--- BEGIN ---

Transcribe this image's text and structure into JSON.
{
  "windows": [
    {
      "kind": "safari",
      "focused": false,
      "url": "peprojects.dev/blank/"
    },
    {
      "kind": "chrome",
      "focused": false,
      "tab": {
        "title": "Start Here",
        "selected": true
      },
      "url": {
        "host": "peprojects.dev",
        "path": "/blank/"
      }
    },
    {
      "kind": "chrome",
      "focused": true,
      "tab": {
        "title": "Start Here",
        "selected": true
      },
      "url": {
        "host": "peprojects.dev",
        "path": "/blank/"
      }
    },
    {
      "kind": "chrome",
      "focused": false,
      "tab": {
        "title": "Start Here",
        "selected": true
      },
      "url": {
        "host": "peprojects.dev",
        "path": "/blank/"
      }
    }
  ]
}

--- END ---

Your task is to repeat every line exactly.

• Right answer:
Transcribe this image's text and structure into JSON.
{
  "windows": [
    {
      "kind": "safari",
      "focused": false,
      "url": "peprojects.dev/blank/"
    },
    {
      "kind": "chrome",
      "focused": false,
      "tab": {
        "title": "Start Here",
        "selected": true
      },
      "url": {
        "host": "peprojects.dev",
        "path": "/blank/"
      }
    },
    {
      "kind": "chrome",
      "focused": true,
      "tab": {
        "title": "Start Here",
        "selected": true
      },
      "url": {
        "host": "peprojects.dev",
        "path": "/blank/"
      }
    },
    {
      "kind": "chrome",
      "focused": false,
      "tab": {
        "title": "Start Here",
        "selected": true
      },
      "url": {
        "host": "peprojects.dev",
        "path": "/blank/"
      }
    }
  ]
}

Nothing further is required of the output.